> [WHAT IS REQUIRED]: Determine which lines of the records include the word "scatter", and copy them.

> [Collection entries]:
— BEGIN —
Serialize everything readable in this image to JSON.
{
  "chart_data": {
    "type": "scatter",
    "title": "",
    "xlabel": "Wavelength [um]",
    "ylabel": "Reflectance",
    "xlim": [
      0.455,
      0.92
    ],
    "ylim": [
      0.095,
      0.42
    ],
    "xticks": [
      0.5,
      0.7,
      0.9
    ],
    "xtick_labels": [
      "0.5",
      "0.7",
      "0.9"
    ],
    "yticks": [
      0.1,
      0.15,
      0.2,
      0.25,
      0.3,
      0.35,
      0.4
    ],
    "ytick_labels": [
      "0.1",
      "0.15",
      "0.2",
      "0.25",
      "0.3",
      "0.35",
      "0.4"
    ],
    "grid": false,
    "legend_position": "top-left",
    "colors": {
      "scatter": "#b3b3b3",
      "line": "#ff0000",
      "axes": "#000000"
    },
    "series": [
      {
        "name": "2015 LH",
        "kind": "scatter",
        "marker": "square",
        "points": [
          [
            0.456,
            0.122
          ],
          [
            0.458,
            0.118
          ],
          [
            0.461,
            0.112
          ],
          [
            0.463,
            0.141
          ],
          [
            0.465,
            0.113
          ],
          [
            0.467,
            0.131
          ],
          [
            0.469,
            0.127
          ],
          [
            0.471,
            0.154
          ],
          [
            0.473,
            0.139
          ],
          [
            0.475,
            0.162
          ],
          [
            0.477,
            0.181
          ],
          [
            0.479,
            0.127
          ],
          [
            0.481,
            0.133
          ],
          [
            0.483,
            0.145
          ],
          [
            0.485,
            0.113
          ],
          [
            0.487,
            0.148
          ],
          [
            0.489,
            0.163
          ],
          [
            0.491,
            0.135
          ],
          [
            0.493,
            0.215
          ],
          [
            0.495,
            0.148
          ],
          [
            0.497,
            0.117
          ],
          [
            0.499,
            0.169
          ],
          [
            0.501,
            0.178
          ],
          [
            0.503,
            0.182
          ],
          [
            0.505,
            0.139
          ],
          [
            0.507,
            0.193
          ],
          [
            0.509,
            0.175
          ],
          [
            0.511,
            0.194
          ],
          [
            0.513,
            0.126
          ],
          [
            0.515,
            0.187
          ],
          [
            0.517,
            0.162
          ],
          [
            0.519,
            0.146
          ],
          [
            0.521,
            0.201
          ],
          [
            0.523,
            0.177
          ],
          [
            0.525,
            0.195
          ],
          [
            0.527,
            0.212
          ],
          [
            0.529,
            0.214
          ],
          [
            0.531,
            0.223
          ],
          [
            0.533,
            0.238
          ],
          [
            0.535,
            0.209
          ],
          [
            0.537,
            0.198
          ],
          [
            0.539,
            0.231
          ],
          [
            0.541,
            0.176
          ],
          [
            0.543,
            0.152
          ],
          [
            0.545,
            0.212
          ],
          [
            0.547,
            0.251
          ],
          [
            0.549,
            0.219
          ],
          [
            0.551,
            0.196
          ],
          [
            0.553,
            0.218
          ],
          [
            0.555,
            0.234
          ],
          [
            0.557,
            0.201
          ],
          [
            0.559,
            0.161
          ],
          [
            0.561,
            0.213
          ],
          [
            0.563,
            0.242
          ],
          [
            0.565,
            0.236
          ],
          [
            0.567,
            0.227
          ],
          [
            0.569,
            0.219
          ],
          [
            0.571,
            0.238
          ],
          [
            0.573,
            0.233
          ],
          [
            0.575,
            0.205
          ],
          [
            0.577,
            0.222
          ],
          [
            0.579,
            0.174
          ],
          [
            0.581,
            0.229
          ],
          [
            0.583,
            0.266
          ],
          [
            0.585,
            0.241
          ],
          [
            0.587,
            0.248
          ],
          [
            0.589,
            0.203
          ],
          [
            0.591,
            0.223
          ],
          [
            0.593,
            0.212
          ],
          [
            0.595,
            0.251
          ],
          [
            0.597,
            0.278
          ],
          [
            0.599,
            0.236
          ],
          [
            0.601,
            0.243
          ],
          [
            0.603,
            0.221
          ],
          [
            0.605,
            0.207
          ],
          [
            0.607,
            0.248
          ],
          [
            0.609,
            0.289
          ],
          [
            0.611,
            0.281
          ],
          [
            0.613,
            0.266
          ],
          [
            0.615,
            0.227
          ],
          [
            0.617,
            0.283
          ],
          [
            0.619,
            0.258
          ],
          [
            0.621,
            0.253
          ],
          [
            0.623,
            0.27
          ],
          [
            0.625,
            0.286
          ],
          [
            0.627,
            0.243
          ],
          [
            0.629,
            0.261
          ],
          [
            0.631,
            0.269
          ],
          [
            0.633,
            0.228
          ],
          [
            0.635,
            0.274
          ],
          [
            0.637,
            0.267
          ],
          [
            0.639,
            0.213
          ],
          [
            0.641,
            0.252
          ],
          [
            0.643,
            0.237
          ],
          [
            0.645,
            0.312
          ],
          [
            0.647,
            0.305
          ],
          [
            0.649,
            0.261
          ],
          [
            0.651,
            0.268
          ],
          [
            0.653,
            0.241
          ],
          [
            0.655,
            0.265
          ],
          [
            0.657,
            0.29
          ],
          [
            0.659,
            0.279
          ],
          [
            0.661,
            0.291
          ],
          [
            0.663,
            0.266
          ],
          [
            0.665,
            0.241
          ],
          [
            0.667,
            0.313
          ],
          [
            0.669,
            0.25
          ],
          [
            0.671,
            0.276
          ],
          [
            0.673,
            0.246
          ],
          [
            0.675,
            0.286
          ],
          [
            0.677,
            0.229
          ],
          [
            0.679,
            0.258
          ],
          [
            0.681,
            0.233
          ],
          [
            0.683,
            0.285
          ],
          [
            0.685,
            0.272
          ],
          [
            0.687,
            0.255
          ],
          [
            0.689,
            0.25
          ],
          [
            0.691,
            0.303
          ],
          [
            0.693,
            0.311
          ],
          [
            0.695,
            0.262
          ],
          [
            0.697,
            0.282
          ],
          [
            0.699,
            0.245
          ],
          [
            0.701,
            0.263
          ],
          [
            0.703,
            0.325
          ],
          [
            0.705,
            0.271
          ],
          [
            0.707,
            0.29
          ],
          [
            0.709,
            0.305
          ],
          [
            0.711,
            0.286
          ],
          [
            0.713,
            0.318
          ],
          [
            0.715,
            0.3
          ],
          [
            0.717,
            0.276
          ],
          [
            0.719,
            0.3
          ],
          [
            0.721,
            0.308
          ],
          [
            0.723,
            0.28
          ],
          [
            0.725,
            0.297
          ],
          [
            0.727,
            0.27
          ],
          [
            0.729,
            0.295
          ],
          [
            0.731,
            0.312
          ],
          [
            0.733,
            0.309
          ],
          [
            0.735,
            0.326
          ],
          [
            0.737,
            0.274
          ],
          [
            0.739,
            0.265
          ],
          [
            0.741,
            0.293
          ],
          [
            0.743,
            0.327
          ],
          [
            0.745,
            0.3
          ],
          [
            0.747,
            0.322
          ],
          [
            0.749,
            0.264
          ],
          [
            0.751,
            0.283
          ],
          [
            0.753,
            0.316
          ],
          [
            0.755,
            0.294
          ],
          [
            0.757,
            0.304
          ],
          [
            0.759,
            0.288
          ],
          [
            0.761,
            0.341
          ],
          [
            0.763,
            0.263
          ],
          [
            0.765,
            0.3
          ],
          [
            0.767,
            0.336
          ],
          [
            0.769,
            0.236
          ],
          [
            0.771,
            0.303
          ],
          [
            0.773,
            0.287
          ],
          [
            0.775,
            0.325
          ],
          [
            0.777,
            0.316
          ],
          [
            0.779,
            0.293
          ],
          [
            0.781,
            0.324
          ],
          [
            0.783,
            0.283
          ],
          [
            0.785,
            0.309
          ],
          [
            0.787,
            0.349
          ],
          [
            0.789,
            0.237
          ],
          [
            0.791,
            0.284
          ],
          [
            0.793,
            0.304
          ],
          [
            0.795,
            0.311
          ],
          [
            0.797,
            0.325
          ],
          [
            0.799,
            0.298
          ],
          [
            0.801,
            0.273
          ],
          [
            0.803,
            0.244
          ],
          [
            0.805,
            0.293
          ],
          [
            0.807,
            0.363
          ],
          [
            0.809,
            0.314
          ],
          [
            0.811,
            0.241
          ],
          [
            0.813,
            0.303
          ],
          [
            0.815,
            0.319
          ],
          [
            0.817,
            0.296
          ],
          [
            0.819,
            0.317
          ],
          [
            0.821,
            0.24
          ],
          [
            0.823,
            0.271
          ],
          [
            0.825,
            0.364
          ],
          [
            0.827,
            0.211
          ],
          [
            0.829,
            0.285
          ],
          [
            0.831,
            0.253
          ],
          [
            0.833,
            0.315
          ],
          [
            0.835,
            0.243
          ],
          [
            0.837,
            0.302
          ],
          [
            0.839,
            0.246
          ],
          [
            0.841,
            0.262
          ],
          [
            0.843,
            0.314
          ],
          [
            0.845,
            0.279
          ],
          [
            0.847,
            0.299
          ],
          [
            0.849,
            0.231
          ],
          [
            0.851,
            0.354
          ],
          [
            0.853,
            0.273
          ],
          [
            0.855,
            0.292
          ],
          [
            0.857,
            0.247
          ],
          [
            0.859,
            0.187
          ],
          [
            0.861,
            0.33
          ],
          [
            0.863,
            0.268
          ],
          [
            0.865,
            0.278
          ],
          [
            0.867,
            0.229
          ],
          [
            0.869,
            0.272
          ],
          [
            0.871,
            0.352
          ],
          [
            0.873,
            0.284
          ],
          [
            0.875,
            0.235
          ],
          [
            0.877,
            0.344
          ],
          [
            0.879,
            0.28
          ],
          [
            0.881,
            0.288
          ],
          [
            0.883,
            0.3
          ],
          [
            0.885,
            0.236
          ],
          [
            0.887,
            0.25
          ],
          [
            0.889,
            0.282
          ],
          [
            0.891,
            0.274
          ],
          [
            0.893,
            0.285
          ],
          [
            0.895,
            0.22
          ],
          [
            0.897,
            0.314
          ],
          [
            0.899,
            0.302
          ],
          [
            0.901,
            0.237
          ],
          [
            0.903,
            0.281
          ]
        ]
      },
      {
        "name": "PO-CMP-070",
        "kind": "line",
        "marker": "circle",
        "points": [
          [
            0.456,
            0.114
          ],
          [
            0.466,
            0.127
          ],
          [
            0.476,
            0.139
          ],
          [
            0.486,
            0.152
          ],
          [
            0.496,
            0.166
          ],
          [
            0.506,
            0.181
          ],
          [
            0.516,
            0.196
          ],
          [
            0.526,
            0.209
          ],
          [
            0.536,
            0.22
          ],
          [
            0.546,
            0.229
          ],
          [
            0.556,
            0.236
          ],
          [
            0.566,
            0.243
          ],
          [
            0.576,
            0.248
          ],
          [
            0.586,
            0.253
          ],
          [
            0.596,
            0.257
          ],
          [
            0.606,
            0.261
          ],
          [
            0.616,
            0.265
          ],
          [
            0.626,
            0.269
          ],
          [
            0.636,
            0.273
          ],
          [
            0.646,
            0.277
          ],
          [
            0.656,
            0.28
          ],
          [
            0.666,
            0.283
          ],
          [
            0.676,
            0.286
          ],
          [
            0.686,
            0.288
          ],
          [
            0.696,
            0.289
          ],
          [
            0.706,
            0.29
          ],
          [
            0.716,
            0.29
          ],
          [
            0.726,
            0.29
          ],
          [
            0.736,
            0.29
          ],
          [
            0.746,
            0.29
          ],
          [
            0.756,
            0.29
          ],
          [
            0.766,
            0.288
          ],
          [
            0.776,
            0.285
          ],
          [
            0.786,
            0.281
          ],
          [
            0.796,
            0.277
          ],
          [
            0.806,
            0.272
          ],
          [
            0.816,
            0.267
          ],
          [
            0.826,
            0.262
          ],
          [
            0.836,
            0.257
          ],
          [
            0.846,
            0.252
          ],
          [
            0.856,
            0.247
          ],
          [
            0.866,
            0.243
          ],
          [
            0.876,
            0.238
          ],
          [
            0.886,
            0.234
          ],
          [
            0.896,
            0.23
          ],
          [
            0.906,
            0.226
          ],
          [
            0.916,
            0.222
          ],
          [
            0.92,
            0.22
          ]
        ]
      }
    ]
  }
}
— END —
> [FULL ANSWER]:
    "type": "scatter",
      "scatter": "#b3b3b3",
        "kind": "scatter",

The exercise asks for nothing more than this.